→ Data listing
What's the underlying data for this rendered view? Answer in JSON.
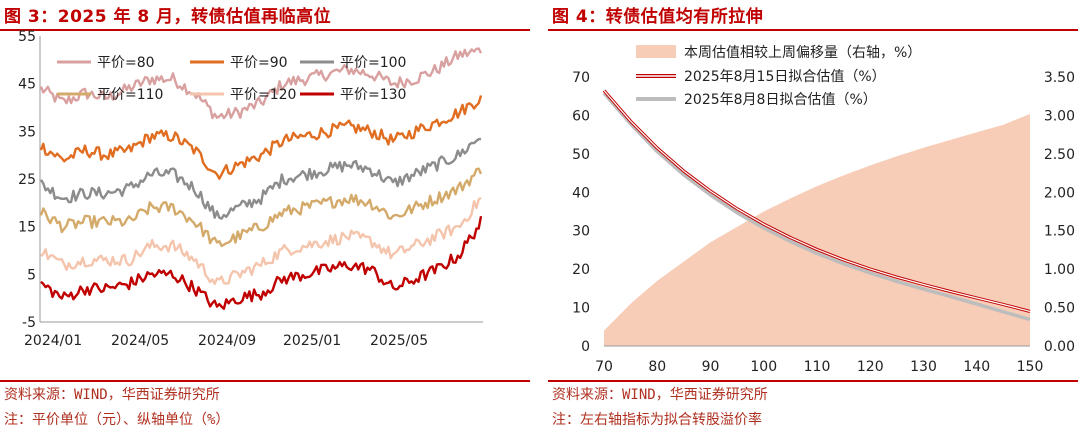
{
  "left": {
    "title": "图 3：2025 年 8 月，转债估值再临高位",
    "source": "资料来源：WIND，华西证券研究所",
    "note": "注：平价单位（元）、纵轴单位（%）",
    "chart_data": {
      "type": "line",
      "title": "图 3：2025 年 8 月，转债估值再临高位",
      "xlabel": "",
      "ylabel": "",
      "x_ticks": [
        "2024/01",
        "2024/05",
        "2024/09",
        "2025/01",
        "2025/05"
      ],
      "x_range": [
        "2024/01",
        "2025/08"
      ],
      "y_ticks": [
        -5,
        5,
        15,
        25,
        35,
        45,
        55
      ],
      "ylim": [
        -5,
        55
      ],
      "legend_position": "top",
      "series": [
        {
          "name": "平价=80",
          "color": "#d9a0a0",
          "values": [
            44,
            41,
            43,
            42,
            44,
            46,
            46,
            43,
            38,
            39,
            41,
            45,
            46,
            47,
            48,
            47,
            45,
            46,
            48,
            51,
            52
          ]
        },
        {
          "name": "平价=90",
          "color": "#e06d20",
          "values": [
            32,
            29,
            31,
            30,
            31,
            34,
            34,
            31,
            26,
            28,
            30,
            33,
            34,
            35,
            36,
            35,
            33,
            35,
            37,
            39,
            42
          ]
        },
        {
          "name": "平价=100",
          "color": "#8c8c8c",
          "values": [
            24,
            21,
            22,
            22,
            23,
            26,
            26,
            23,
            17,
            19,
            21,
            25,
            26,
            27,
            28,
            27,
            24,
            26,
            28,
            30,
            34
          ]
        },
        {
          "name": "平价=110",
          "color": "#d4aa6a",
          "values": [
            18,
            15,
            16,
            16,
            16,
            19,
            19,
            16,
            11,
            13,
            15,
            18,
            19,
            20,
            21,
            20,
            17,
            19,
            21,
            23,
            27
          ]
        },
        {
          "name": "平价=120",
          "color": "#f4c4ac",
          "values": [
            10,
            7,
            8,
            8,
            8,
            11,
            11,
            8,
            3,
            5,
            7,
            10,
            11,
            12,
            13,
            12,
            9,
            11,
            13,
            15,
            21
          ]
        },
        {
          "name": "平价=130",
          "color": "#c00000",
          "values": [
            3,
            0,
            2,
            2,
            3,
            5,
            5,
            2,
            -2,
            0,
            1,
            4,
            5,
            6,
            7,
            6,
            2,
            4,
            6,
            9,
            16
          ]
        }
      ]
    }
  },
  "right": {
    "title": "图 4：转债估值均有所拉伸",
    "source": "资料来源：WIND，华西证券研究所",
    "note": "注：左右轴指标为拟合转股溢价率",
    "chart_data": {
      "type": "line",
      "title": "图 4：转债估值均有所拉伸",
      "xlabel": "",
      "ylabel": "",
      "x": [
        70,
        75,
        80,
        85,
        90,
        95,
        100,
        105,
        110,
        115,
        120,
        125,
        130,
        135,
        140,
        145,
        150
      ],
      "xlim": [
        70,
        150
      ],
      "x_ticks": [
        70,
        80,
        90,
        100,
        110,
        120,
        130,
        140,
        150
      ],
      "ylim": [
        0,
        70
      ],
      "y_ticks": [
        0,
        10,
        20,
        30,
        40,
        50,
        60,
        70
      ],
      "y2lim": [
        0,
        3.5
      ],
      "y2_ticks": [
        "0.00",
        "0.50",
        "1.00",
        "1.50",
        "2.00",
        "2.50",
        "3.00",
        "3.50"
      ],
      "legend_position": "top",
      "series": [
        {
          "name": "本周估值相较上周偏移量（右轴，%）",
          "type": "area",
          "axis": "right",
          "color": "#f7cdb8",
          "values": [
            0.2,
            0.55,
            0.85,
            1.1,
            1.35,
            1.55,
            1.75,
            1.92,
            2.08,
            2.22,
            2.35,
            2.47,
            2.58,
            2.68,
            2.78,
            2.88,
            3.02
          ]
        },
        {
          "name": "2025年8月15日拟合估值（%）",
          "type": "line",
          "axis": "left",
          "color": "#c00000",
          "values": [
            66.5,
            58.5,
            51.5,
            45.5,
            40.3,
            35.7,
            31.7,
            28.2,
            25.1,
            22.4,
            20.0,
            17.9,
            16.0,
            14.2,
            12.5,
            10.8,
            9.0
          ]
        },
        {
          "name": "2025年8月8日拟合估值（%）",
          "type": "line",
          "axis": "left",
          "color": "#bdbdbd",
          "values": [
            65.8,
            57.8,
            50.6,
            44.5,
            39.3,
            34.7,
            30.7,
            27.2,
            24.1,
            21.4,
            19.0,
            16.8,
            14.8,
            12.9,
            10.9,
            8.9,
            6.9
          ]
        }
      ]
    }
  }
}
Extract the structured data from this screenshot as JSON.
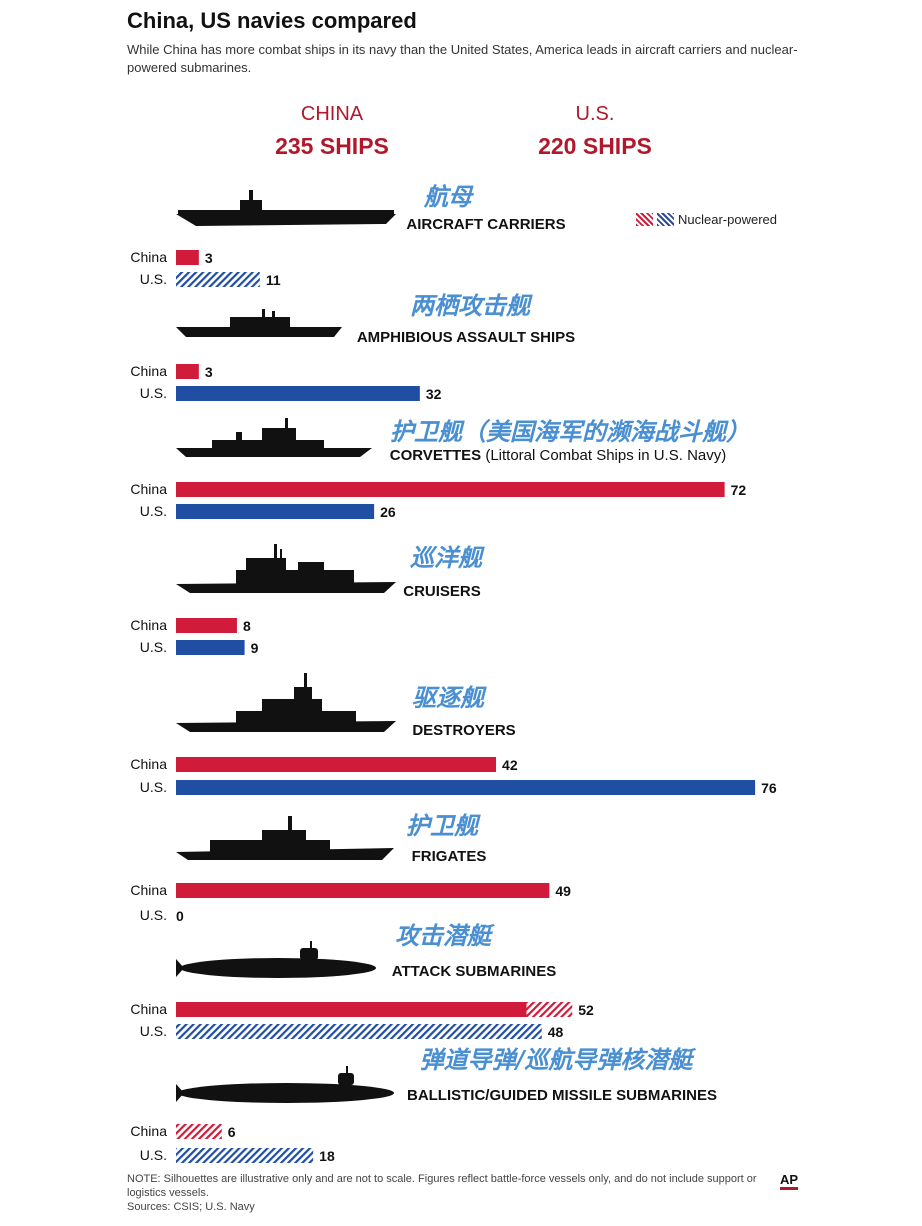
{
  "title": "China, US navies compared",
  "subtitle": "While China has more combat ships in its navy than the United States, America leads in aircraft carriers and nuclear-powered submarines.",
  "header": {
    "china": {
      "name": "CHINA",
      "count": "235 SHIPS"
    },
    "us": {
      "name": "U.S.",
      "count": "220 SHIPS"
    }
  },
  "legend_label": "Nuclear-powered",
  "note": "NOTE: Silhouettes are illustrative only and are not to scale. Figures reflect battle-force vessels only, and do not include support or logistics vessels.",
  "sources": "Sources: CSIS; U.S. Navy",
  "logo_text": "AP",
  "colors": {
    "china": "#d01c3a",
    "us": "#1f4ea3",
    "label_cn": "#4a8fd1"
  },
  "chart_data": {
    "type": "bar",
    "orientation": "horizontal",
    "series_names": [
      "China",
      "U.S."
    ],
    "groups": [
      {
        "name_cn": "航母",
        "name": "AIRCRAFT CARRIERS",
        "china": 3,
        "us": 11,
        "china_nuclear": 0,
        "us_nuclear": 11
      },
      {
        "name_cn": "两栖攻击舰",
        "name": "AMPHIBIOUS ASSAULT SHIPS",
        "china": 3,
        "us": 32,
        "china_nuclear": 0,
        "us_nuclear": 0
      },
      {
        "name_cn": "护卫舰（美国海军的濒海战斗舰）",
        "name": "CORVETTES",
        "name_note": "(Littoral Combat Ships in U.S. Navy)",
        "china": 72,
        "us": 26,
        "china_nuclear": 0,
        "us_nuclear": 0
      },
      {
        "name_cn": "巡洋舰",
        "name": "CRUISERS",
        "china": 8,
        "us": 9,
        "china_nuclear": 0,
        "us_nuclear": 0
      },
      {
        "name_cn": "驱逐舰",
        "name": "DESTROYERS",
        "china": 42,
        "us": 76,
        "china_nuclear": 0,
        "us_nuclear": 0
      },
      {
        "name_cn": "护卫舰",
        "name": "FRIGATES",
        "china": 49,
        "us": 0,
        "china_nuclear": 0,
        "us_nuclear": 0
      },
      {
        "name_cn": "攻击潜艇",
        "name": "ATTACK SUBMARINES",
        "china": 52,
        "us": 48,
        "china_nuclear": 6,
        "us_nuclear": 48
      },
      {
        "name_cn": "弹道导弹/巡航导弹核潜艇",
        "name": "BALLISTIC/GUIDED MISSILE SUBMARINES",
        "china": 6,
        "us": 18,
        "china_nuclear": 6,
        "us_nuclear": 18
      }
    ]
  }
}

→ What you should do
Return each line of the data that contains the string "powered".

→ Exercise result
  "subtitle": "While China has more combat ships in its navy than the United States, America leads in aircraft carriers and nuclear-powered submarines.",
  "legend_label": "Nuclear-powered",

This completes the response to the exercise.